Task prompt =
Copy every line from the material below that holds "Oracle".
=== Extracted records ===
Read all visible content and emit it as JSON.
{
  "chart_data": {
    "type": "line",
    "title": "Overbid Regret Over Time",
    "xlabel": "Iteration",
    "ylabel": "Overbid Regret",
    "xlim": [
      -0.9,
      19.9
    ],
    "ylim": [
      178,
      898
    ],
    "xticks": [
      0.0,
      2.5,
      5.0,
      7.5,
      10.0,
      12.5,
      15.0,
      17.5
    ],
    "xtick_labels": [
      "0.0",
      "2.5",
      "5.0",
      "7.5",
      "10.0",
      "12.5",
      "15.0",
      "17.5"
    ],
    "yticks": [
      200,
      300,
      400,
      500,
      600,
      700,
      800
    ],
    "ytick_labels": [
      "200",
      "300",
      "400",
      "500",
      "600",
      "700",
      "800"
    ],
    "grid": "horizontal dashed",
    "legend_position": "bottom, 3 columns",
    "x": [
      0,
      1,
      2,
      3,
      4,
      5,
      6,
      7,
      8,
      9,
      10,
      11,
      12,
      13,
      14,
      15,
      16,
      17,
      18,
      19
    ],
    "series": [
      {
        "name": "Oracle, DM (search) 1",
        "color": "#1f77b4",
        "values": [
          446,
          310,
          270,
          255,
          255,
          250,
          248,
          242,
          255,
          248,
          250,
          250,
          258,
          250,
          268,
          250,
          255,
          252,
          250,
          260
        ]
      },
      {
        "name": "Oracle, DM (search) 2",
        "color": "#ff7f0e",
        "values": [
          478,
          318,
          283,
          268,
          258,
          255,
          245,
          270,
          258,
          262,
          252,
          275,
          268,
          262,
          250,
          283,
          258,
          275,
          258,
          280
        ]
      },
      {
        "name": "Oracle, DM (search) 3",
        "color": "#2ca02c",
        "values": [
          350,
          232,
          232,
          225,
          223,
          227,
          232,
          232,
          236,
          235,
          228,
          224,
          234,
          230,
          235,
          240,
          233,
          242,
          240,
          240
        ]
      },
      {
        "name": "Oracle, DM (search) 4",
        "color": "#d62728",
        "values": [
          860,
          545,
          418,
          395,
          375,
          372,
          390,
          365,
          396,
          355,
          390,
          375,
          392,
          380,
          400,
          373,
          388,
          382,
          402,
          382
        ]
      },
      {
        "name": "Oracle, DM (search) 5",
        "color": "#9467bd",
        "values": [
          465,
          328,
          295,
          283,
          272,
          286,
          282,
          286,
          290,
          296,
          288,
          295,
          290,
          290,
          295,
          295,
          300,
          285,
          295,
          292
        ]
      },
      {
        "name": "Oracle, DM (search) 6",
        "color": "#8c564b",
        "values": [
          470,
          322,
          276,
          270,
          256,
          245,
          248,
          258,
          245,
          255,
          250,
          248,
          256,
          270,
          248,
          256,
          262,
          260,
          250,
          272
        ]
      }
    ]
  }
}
===
Correct response =
        "name": "Oracle, DM (search) 1",
        "name": "Oracle, DM (search) 2",
        "name": "Oracle, DM (search) 3",
        "name": "Oracle, DM (search) 4",
        "name": "Oracle, DM (search) 5",
        "name": "Oracle, DM (search) 6",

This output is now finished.